Below are records. Copy every line with "Suppression" in it.

■ SUPPLIED MATERIAL ■
-------

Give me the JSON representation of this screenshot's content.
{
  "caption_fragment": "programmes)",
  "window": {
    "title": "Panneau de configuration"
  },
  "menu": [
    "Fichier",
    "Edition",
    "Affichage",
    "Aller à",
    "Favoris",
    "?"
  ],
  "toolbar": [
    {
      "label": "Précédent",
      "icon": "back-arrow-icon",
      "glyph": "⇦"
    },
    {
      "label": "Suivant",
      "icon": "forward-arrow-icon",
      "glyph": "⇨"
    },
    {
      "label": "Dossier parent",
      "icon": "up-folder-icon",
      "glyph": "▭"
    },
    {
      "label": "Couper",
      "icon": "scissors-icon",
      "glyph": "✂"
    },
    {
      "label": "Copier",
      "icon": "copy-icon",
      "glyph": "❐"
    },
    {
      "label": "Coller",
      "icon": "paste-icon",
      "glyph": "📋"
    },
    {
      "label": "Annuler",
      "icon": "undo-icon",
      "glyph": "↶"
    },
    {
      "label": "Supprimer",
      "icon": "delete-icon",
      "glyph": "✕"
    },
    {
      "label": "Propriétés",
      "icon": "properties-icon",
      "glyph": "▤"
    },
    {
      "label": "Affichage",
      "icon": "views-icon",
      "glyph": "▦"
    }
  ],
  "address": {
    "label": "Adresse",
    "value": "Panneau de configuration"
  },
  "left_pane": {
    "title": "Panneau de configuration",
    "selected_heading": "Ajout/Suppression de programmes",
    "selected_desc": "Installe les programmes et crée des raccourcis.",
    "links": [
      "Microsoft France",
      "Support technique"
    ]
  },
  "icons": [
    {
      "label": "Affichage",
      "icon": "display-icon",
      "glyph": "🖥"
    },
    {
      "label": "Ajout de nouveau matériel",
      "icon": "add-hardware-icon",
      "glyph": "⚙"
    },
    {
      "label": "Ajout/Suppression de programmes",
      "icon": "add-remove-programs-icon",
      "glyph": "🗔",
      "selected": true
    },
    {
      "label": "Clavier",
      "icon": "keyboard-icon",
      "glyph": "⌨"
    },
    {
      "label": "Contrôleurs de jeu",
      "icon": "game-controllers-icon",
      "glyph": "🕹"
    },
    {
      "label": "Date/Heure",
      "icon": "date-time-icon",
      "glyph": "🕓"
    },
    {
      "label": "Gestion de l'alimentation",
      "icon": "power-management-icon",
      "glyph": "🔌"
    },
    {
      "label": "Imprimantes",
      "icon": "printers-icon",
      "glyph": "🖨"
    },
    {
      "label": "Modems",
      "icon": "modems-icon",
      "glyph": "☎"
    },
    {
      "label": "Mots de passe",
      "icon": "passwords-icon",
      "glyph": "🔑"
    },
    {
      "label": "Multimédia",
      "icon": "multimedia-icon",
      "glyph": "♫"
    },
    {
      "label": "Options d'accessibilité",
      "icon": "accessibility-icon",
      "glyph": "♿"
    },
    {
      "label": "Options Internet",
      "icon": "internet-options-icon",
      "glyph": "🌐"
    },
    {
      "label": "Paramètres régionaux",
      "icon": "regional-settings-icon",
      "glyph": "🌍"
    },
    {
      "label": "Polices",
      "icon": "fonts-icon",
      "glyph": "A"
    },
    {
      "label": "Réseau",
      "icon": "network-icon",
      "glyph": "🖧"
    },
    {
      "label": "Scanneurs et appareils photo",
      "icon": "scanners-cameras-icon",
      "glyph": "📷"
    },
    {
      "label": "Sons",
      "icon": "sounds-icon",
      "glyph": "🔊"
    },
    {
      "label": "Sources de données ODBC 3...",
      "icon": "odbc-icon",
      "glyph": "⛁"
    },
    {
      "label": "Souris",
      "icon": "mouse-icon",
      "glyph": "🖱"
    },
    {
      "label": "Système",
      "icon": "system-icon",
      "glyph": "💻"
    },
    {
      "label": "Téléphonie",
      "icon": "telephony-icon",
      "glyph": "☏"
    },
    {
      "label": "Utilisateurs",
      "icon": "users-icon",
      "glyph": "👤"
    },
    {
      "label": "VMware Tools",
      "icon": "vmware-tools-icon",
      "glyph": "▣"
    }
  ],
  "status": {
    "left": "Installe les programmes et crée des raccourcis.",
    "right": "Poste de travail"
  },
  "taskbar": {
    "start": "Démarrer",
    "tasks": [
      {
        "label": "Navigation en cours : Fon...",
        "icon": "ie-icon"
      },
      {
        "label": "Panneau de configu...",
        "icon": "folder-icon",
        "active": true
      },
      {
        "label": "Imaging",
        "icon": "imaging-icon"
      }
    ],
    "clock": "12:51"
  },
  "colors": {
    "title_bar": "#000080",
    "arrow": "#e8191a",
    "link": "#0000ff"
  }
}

-------

■ RESULT OF THE TASK ■
    "selected_heading": "Ajout/Suppression de programmes",
      "label": "Ajout/Suppression de programmes",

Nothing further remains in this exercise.